» TASK DATA:
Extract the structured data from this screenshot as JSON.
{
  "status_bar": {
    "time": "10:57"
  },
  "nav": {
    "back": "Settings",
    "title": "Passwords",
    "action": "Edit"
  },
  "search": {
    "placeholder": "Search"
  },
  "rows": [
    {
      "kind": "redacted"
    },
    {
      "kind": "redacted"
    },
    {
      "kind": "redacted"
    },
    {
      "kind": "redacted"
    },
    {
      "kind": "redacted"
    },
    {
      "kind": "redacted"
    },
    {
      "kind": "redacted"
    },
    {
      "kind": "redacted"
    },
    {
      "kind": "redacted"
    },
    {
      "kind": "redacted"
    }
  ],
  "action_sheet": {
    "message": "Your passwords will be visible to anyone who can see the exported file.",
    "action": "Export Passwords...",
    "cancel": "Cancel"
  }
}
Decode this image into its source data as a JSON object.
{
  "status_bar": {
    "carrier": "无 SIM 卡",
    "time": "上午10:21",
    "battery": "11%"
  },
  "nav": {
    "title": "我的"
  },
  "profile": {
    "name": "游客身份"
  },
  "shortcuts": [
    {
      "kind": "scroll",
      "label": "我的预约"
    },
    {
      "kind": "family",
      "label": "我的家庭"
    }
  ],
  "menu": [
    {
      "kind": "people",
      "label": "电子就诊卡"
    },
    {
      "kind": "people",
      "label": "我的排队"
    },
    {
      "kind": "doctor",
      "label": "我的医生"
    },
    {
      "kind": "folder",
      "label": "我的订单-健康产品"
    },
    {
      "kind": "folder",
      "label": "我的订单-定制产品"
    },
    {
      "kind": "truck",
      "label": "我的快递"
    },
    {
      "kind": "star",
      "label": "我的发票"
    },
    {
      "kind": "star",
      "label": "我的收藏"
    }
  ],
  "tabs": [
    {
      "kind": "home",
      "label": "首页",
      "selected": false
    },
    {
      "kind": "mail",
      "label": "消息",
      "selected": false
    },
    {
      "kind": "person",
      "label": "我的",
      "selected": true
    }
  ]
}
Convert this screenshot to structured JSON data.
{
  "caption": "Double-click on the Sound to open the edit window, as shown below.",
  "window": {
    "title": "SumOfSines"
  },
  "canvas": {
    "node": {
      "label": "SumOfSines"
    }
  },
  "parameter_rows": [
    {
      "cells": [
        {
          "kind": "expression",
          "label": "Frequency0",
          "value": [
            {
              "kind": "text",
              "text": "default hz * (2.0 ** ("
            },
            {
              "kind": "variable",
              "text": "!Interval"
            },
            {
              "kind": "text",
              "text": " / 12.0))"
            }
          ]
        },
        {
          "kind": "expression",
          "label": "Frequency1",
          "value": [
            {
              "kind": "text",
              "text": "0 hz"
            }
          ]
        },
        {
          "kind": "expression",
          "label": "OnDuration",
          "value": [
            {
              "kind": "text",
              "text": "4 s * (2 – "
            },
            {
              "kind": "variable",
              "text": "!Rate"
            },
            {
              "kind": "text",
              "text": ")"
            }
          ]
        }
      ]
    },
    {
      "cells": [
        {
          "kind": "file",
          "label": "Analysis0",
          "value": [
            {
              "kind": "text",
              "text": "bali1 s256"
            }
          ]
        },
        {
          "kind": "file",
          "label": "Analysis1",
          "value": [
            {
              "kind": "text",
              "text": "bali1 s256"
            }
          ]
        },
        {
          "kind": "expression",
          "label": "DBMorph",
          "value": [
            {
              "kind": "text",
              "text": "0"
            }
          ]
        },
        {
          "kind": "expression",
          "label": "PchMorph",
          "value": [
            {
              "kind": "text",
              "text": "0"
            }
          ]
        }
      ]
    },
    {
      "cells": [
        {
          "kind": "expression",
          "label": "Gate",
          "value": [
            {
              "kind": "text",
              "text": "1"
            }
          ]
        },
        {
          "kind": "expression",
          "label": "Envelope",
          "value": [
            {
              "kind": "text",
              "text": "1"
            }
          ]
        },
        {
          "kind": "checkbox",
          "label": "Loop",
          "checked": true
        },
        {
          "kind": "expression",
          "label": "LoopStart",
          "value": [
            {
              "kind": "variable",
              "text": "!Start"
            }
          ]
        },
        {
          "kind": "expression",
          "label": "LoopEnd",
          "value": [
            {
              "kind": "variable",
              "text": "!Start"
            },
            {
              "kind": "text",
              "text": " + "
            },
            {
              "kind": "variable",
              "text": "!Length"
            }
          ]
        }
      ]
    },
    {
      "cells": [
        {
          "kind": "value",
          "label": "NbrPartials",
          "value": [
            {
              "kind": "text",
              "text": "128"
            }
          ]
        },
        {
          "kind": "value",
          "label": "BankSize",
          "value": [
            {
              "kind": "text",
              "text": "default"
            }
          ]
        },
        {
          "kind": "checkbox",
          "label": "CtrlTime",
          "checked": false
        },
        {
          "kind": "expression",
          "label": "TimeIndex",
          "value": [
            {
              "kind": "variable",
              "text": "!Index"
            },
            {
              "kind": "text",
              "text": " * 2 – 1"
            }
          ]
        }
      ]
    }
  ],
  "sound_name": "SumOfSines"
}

» DESCRIPTION OF THE TASK:
Show the lines of the data that hold the word "structured".

» SOLUTION TO THE PROBLEM:
Extract the structured data from this screenshot as JSON.
Convert this screenshot to structured JSON data.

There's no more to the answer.